[Task requirements]
Where does the string "screenshot" appear in the records? Copy every line that contains it.

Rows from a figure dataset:
□ □ □

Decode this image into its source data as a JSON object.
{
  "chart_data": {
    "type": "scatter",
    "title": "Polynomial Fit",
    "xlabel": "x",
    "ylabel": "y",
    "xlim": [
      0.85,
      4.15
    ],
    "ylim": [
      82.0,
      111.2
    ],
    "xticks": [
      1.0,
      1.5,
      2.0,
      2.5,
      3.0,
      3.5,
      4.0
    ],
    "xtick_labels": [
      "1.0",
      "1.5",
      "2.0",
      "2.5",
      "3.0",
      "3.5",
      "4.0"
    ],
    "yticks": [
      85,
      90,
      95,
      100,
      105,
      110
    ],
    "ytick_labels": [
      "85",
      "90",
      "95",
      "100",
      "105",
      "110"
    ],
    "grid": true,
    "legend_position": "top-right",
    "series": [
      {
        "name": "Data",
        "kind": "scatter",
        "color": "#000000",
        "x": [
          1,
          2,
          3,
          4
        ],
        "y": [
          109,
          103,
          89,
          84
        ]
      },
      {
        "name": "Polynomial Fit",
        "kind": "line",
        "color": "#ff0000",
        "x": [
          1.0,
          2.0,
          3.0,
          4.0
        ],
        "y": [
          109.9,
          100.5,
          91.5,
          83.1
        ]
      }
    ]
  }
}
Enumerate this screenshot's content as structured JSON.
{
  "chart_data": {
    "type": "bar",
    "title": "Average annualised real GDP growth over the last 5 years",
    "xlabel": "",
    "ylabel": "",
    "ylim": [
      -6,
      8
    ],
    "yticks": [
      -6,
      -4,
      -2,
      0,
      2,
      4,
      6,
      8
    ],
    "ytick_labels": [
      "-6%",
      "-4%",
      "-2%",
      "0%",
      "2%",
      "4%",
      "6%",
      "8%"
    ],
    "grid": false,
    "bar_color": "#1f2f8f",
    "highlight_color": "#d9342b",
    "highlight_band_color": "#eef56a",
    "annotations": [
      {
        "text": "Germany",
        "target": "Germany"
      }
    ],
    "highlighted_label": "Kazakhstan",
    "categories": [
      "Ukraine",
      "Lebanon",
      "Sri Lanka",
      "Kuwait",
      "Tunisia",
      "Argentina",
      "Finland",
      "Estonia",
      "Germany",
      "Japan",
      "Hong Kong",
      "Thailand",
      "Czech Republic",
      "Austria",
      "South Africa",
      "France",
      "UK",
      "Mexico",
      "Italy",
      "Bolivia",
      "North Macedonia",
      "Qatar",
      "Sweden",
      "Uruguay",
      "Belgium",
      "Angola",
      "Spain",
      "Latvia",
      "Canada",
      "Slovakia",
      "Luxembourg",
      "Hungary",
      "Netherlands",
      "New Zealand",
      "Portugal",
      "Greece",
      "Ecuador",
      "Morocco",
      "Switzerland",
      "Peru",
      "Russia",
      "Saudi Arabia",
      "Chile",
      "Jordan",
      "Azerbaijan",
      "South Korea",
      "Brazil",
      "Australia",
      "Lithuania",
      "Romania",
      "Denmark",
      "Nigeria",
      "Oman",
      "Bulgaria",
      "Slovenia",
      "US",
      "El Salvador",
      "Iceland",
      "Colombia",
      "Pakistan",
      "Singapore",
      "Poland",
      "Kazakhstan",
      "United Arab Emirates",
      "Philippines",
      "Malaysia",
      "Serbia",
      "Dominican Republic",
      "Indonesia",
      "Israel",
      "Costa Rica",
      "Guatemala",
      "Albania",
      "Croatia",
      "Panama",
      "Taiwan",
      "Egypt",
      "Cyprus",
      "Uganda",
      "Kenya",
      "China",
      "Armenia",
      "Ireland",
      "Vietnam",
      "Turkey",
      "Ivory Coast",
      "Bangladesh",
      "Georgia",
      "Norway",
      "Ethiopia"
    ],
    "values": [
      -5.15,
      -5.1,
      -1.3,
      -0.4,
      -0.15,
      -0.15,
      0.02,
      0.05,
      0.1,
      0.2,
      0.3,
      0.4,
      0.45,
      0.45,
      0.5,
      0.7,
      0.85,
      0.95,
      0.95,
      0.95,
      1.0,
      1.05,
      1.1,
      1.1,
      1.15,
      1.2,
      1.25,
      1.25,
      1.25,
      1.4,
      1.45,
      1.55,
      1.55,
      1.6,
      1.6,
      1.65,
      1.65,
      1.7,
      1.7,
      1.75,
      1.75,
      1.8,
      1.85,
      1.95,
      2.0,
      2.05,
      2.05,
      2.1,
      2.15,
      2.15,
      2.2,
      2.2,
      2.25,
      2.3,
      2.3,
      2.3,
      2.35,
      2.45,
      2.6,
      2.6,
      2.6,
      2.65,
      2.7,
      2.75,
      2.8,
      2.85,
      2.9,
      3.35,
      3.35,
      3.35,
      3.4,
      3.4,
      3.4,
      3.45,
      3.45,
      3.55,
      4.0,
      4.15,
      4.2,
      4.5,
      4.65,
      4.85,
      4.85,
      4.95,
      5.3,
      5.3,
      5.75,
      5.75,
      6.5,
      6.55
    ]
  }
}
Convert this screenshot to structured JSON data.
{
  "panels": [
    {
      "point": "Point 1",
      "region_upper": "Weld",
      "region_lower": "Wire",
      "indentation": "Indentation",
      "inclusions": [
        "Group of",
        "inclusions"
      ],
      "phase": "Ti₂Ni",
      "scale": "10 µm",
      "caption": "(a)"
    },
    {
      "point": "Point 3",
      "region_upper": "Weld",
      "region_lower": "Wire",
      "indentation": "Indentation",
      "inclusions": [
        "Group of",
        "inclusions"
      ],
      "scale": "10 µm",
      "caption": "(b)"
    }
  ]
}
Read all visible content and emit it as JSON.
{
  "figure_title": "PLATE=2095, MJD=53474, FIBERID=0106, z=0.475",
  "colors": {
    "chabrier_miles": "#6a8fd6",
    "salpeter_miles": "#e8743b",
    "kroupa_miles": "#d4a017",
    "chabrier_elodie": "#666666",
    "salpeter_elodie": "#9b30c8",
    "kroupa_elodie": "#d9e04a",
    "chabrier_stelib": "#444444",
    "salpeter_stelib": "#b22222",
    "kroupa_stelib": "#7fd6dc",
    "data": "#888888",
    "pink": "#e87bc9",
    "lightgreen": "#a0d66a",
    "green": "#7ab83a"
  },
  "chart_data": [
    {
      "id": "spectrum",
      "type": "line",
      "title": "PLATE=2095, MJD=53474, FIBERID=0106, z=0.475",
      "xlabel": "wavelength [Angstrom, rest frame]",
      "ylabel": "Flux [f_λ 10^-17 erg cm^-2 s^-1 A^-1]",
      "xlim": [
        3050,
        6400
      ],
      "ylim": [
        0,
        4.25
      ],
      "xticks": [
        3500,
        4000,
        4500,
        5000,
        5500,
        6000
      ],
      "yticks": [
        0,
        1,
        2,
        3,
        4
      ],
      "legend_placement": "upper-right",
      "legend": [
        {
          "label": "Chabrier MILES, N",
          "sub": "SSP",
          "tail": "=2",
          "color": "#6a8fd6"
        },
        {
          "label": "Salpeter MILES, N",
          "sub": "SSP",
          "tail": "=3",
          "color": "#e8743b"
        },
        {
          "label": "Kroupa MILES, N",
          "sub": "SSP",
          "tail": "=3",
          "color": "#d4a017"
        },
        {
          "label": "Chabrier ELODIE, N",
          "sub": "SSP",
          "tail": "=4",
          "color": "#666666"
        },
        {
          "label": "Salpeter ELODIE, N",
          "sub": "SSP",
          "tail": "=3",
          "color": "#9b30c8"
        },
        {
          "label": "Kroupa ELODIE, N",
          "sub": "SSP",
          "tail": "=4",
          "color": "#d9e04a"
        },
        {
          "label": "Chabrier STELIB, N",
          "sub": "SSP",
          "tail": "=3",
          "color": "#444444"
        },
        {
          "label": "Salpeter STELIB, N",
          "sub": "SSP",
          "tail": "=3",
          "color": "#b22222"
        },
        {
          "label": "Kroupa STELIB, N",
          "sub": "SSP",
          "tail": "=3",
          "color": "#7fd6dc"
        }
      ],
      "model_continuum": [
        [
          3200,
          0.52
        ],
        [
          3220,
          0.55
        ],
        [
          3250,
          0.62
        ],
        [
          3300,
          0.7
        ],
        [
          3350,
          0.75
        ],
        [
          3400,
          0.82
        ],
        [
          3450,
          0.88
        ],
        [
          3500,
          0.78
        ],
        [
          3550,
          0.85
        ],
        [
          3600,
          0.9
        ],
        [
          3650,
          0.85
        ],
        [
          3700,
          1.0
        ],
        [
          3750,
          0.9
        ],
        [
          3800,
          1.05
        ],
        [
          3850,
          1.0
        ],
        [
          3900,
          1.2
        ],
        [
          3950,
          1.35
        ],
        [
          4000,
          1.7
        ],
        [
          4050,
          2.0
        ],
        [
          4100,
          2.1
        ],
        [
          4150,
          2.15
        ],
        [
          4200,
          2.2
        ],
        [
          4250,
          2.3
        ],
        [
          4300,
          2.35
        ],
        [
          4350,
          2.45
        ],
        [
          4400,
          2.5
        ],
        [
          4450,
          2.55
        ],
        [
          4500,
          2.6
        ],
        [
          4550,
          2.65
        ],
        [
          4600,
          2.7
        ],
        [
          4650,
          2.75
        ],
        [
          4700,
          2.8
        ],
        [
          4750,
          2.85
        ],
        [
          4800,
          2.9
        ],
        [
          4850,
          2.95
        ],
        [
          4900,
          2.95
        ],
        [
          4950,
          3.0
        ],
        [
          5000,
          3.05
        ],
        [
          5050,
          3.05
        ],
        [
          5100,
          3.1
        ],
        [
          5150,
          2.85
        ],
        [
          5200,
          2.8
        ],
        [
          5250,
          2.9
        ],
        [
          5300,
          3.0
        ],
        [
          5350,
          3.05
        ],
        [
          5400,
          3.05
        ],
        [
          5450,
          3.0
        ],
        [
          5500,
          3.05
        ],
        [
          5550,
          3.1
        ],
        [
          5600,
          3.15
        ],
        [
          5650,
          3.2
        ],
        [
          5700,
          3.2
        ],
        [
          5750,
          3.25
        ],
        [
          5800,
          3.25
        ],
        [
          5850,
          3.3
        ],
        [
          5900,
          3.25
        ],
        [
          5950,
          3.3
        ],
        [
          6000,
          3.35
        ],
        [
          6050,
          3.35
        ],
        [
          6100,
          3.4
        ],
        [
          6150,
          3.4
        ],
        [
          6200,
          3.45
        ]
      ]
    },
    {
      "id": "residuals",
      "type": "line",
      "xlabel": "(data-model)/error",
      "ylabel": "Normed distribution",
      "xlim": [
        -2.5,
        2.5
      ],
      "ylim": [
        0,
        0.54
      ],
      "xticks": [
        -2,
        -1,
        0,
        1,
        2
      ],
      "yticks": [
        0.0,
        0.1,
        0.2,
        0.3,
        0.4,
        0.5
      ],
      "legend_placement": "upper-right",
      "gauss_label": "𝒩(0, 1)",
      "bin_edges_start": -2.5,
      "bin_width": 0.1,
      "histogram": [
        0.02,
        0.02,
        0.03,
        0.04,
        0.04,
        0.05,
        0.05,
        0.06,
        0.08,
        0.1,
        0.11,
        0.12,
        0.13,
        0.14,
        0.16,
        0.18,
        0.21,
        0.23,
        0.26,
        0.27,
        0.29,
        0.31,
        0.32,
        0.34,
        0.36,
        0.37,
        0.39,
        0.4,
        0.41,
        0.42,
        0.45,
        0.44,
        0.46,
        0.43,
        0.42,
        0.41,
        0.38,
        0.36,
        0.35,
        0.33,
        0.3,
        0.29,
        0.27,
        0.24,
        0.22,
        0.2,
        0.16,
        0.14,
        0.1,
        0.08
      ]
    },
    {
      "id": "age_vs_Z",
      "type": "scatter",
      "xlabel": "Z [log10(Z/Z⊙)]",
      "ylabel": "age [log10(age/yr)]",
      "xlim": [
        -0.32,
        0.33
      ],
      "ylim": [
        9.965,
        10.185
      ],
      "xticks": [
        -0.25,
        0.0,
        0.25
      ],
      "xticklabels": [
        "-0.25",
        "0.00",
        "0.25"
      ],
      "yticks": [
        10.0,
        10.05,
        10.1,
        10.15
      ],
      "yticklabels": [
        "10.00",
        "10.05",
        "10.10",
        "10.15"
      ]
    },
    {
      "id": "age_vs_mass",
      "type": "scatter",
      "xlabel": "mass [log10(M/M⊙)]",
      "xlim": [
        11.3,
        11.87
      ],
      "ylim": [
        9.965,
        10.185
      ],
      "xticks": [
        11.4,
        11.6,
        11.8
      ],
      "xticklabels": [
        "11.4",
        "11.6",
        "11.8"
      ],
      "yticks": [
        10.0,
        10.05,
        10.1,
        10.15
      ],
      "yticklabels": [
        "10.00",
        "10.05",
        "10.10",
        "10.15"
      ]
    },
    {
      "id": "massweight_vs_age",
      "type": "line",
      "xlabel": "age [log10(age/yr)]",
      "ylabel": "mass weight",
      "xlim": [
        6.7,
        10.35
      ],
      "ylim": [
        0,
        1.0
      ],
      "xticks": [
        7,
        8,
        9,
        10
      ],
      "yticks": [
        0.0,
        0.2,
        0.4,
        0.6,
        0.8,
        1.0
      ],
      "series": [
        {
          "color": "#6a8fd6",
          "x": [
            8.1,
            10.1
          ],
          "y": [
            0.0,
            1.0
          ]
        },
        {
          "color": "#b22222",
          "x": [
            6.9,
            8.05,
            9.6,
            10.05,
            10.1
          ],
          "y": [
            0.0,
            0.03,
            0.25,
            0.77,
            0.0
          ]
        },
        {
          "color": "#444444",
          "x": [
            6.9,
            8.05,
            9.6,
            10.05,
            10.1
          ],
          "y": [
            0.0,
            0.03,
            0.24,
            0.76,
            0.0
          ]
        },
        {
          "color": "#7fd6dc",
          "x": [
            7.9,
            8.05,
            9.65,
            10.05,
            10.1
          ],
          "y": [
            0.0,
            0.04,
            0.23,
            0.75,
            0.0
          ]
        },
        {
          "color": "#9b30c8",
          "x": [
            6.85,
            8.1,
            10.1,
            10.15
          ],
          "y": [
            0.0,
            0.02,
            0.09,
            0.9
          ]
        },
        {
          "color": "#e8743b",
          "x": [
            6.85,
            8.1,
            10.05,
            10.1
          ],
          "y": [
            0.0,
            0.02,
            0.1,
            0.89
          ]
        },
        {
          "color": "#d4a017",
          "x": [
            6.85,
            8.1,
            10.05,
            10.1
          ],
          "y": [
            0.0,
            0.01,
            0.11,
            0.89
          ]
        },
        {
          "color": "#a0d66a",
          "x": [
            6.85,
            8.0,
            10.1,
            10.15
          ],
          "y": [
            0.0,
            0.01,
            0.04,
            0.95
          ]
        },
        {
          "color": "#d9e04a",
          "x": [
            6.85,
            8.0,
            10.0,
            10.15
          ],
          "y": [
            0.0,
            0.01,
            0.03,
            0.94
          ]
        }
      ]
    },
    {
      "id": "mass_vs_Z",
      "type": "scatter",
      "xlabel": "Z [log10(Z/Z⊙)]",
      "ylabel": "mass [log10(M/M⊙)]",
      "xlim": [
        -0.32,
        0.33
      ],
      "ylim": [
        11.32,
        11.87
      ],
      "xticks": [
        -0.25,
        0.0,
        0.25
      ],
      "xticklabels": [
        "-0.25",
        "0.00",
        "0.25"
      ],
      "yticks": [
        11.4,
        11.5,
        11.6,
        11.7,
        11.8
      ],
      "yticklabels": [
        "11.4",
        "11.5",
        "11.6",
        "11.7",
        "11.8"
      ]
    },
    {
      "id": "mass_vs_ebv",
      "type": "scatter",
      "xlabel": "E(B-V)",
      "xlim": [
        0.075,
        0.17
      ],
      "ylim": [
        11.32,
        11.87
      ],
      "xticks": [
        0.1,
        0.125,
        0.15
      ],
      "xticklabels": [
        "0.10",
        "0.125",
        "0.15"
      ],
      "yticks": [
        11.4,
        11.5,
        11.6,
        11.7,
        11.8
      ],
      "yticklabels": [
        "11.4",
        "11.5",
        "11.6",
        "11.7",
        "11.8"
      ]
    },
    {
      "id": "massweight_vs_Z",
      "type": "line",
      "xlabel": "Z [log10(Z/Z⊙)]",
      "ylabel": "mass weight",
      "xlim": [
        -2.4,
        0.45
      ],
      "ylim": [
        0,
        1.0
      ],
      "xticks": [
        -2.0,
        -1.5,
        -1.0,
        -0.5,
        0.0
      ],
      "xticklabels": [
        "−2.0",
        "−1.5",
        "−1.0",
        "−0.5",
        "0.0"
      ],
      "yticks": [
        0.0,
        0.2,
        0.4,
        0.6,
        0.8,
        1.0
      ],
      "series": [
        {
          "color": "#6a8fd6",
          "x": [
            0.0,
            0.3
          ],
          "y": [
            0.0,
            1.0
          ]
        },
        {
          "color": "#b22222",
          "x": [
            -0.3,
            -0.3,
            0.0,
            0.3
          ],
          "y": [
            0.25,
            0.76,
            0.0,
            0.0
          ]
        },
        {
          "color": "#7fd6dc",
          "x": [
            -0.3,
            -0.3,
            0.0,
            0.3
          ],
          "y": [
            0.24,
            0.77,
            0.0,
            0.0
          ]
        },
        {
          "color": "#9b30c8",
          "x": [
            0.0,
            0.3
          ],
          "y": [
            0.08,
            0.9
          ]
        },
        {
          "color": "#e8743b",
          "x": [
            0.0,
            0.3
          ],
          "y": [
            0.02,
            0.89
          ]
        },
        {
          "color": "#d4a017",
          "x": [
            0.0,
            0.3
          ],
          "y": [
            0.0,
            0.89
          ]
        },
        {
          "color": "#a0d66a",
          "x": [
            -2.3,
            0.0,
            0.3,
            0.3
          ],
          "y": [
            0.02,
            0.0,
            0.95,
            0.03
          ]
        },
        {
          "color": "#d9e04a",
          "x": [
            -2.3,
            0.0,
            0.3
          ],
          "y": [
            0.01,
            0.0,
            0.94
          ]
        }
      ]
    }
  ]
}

□ □ □

[Reply to the task]
Enumerate this screenshot's content as structured JSON.
Convert this screenshot to structured JSON data.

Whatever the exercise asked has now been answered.